(Figure contents as structured data)
********
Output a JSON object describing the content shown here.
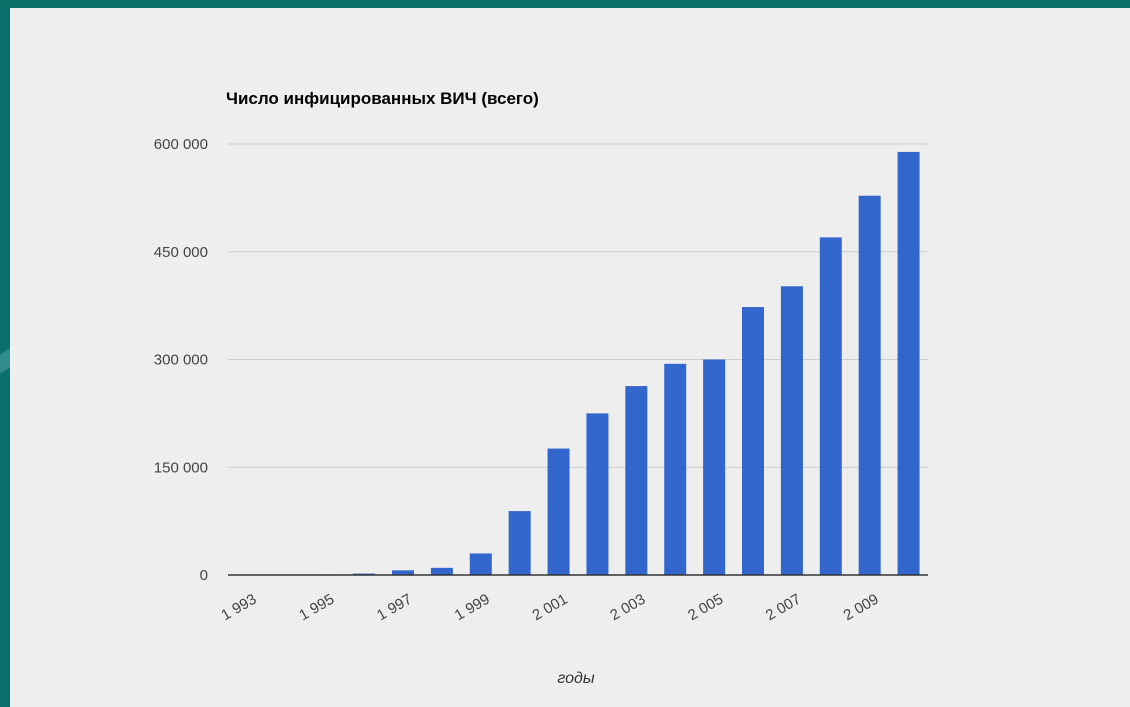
{
  "chart_data": {
    "type": "bar",
    "title": "Число инфицированных ВИЧ (всего)",
    "xlabel": "годы",
    "ylabel": "",
    "ylim": [
      0,
      600000
    ],
    "yticks": [
      0,
      150000,
      300000,
      450000,
      600000
    ],
    "ytick_labels": [
      "0",
      "150 000",
      "300 000",
      "450 000",
      "600 000"
    ],
    "categories": [
      "1993",
      "1994",
      "1995",
      "1996",
      "1997",
      "1998",
      "1999",
      "2000",
      "2001",
      "2002",
      "2003",
      "2004",
      "2005",
      "2006",
      "2007",
      "2008",
      "2009",
      "2010"
    ],
    "xtick_labels": [
      {
        "index": 0,
        "label": "1 993"
      },
      {
        "index": 2,
        "label": "1 995"
      },
      {
        "index": 4,
        "label": "1 997"
      },
      {
        "index": 6,
        "label": "1 999"
      },
      {
        "index": 8,
        "label": "2 001"
      },
      {
        "index": 10,
        "label": "2 003"
      },
      {
        "index": 12,
        "label": "2 005"
      },
      {
        "index": 14,
        "label": "2 007"
      },
      {
        "index": 16,
        "label": "2 009"
      }
    ],
    "values": [
      0,
      200,
      700,
      2000,
      6500,
      10000,
      30000,
      89000,
      176000,
      225000,
      263000,
      294000,
      300000,
      373000,
      402000,
      470000,
      528000,
      589000
    ],
    "bar_color": "#3366cc",
    "grid": true,
    "legend": "none"
  }
}
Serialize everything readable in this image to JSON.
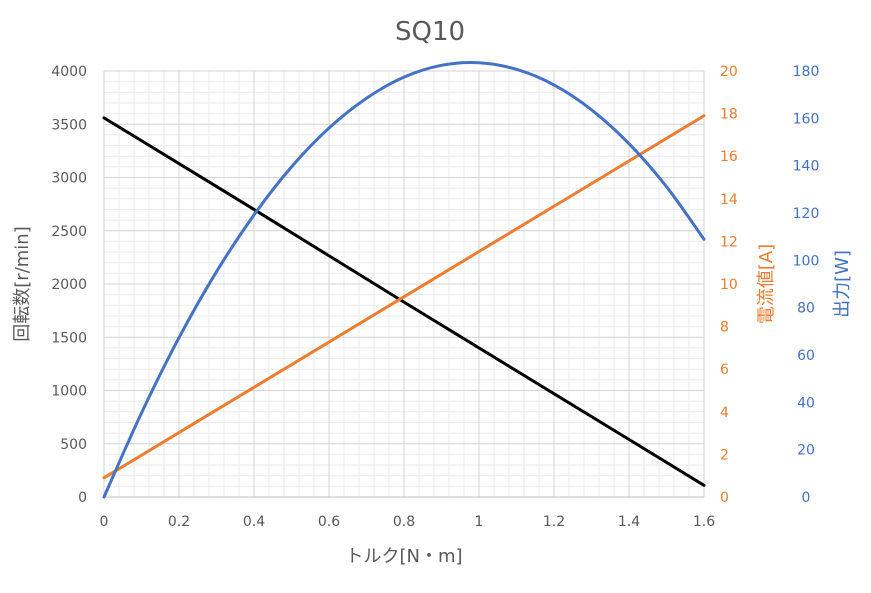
{
  "chart_data": {
    "type": "line",
    "title": "SQ10",
    "xlabel": "トルク[N・m]",
    "xlim": [
      0,
      1.6
    ],
    "x_ticks": [
      "0",
      "0.2",
      "0.4",
      "0.6",
      "0.8",
      "1",
      "1.2",
      "1.4",
      "1.6"
    ],
    "grid": true,
    "legend": "none",
    "axes": {
      "left": {
        "label": "回転数[r/min]",
        "range": [
          0,
          4000
        ],
        "ticks": [
          "0",
          "500",
          "1000",
          "1500",
          "2000",
          "2500",
          "3000",
          "3500",
          "4000"
        ],
        "color": "#595959"
      },
      "right1": {
        "label": "電流値[A]",
        "range": [
          0,
          20
        ],
        "ticks": [
          "0",
          "2",
          "4",
          "6",
          "8",
          "10",
          "12",
          "14",
          "16",
          "18",
          "20"
        ],
        "color": "#ED7D31"
      },
      "right2": {
        "label": "出力[W]",
        "range": [
          0,
          180
        ],
        "ticks": [
          "0",
          "20",
          "40",
          "60",
          "80",
          "100",
          "120",
          "140",
          "160",
          "180"
        ],
        "color": "#4472C4"
      }
    },
    "series": [
      {
        "axis": "left",
        "color": "#000000",
        "x": [
          0,
          0.4,
          0.8,
          1.2,
          1.6
        ],
        "values": [
          3560,
          2700,
          1830,
          970,
          110
        ]
      },
      {
        "axis": "right1",
        "color": "#ED7D31",
        "x": [
          0,
          0.4,
          0.8,
          1.2,
          1.6
        ],
        "values": [
          0.9,
          5.15,
          9.4,
          13.65,
          17.9
        ]
      },
      {
        "axis": "right2",
        "color": "#4472C4",
        "x": [
          0,
          0.1,
          0.2,
          0.3,
          0.4,
          0.5,
          0.6,
          0.7,
          0.8,
          0.9,
          1.0,
          1.1,
          1.2,
          1.3,
          1.4,
          1.5,
          1.6
        ],
        "values": [
          0,
          35.5,
          67.3,
          95.2,
          119.2,
          139.5,
          155.9,
          168.5,
          177.4,
          182.4,
          183.5,
          180.7,
          174.1,
          163.6,
          149.3,
          131.1,
          108.9
        ]
      }
    ]
  }
}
********
TASK DIRECTIONS:
Copy out the listing exactly as it stands, but not the pictures.

RESULT:
Output a JSON object describing the content shown here.
{
  "chart_data": {
    "type": "bar",
    "title": "Число инфицированных ВИЧ (всего)",
    "xlabel": "годы",
    "ylabel": "",
    "ylim": [
      0,
      600000
    ],
    "yticks": [
      0,
      150000,
      300000,
      450000,
      600000
    ],
    "ytick_labels": [
      "0",
      "150 000",
      "300 000",
      "450 000",
      "600 000"
    ],
    "categories": [
      "1993",
      "1994",
      "1995",
      "1996",
      "1997",
      "1998",
      "1999",
      "2000",
      "2001",
      "2002",
      "2003",
      "2004",
      "2005",
      "2006",
      "2007",
      "2008",
      "2009",
      "2010"
    ],
    "xtick_labels": [
      {
        "index": 0,
        "label": "1 993"
      },
      {
        "index": 2,
        "label": "1 995"
      },
      {
        "index": 4,
        "label": "1 997"
      },
      {
        "index": 6,
        "label": "1 999"
      },
      {
        "index": 8,
        "label": "2 001"
      },
      {
        "index": 10,
        "label": "2 003"
      },
      {
        "index": 12,
        "label": "2 005"
      },
      {
        "index": 14,
        "label": "2 007"
      },
      {
        "index": 16,
        "label": "2 009"
      }
    ],
    "values": [
      0,
      200,
      700,
      2000,
      6500,
      10000,
      30000,
      89000,
      176000,
      225000,
      263000,
      294000,
      300000,
      373000,
      402000,
      470000,
      528000,
      589000
    ],
    "bar_color": "#3366cc",
    "grid": true,
    "legend": "none"
  }
}
Serialize everything readable in this image to JSON.
{
  "chart_data": {
    "type": "line",
    "title": "SQ10",
    "xlabel": "トルク[N・m]",
    "xlim": [
      0,
      1.6
    ],
    "x_ticks": [
      "0",
      "0.2",
      "0.4",
      "0.6",
      "0.8",
      "1",
      "1.2",
      "1.4",
      "1.6"
    ],
    "grid": true,
    "legend": "none",
    "axes": {
      "left": {
        "label": "回転数[r/min]",
        "range": [
          0,
          4000
        ],
        "ticks": [
          "0",
          "500",
          "1000",
          "1500",
          "2000",
          "2500",
          "3000",
          "3500",
          "4000"
        ],
        "color": "#595959"
      },
      "right1": {
        "label": "電流値[A]",
        "range": [
          0,
          20
        ],
        "ticks": [
          "0",
          "2",
          "4",
          "6",
          "8",
          "10",
          "12",
          "14",
          "16",
          "18",
          "20"
        ],
        "color": "#ED7D31"
      },
      "right2": {
        "label": "出力[W]",
        "range": [
          0,
          180
        ],
        "ticks": [
          "0",
          "20",
          "40",
          "60",
          "80",
          "100",
          "120",
          "140",
          "160",
          "180"
        ],
        "color": "#4472C4"
      }
    },
    "series": [
      {
        "axis": "left",
        "color": "#000000",
        "x": [
          0,
          0.4,
          0.8,
          1.2,
          1.6
        ],
        "values": [
          3560,
          2700,
          1830,
          970,
          110
        ]
      },
      {
        "axis": "right1",
        "color": "#ED7D31",
        "x": [
          0,
          0.4,
          0.8,
          1.2,
          1.6
        ],
        "values": [
          0.9,
          5.15,
          9.4,
          13.65,
          17.9
        ]
      },
      {
        "axis": "right2",
        "color": "#4472C4",
        "x": [
          0,
          0.1,
          0.2,
          0.3,
          0.4,
          0.5,
          0.6,
          0.7,
          0.8,
          0.9,
          1.0,
          1.1,
          1.2,
          1.3,
          1.4,
          1.5,
          1.6
        ],
        "values": [
          0,
          35.5,
          67.3,
          95.2,
          119.2,
          139.5,
          155.9,
          168.5,
          177.4,
          182.4,
          183.5,
          180.7,
          174.1,
          163.6,
          149.3,
          131.1,
          108.9
        ]
      }
    ]
  }
}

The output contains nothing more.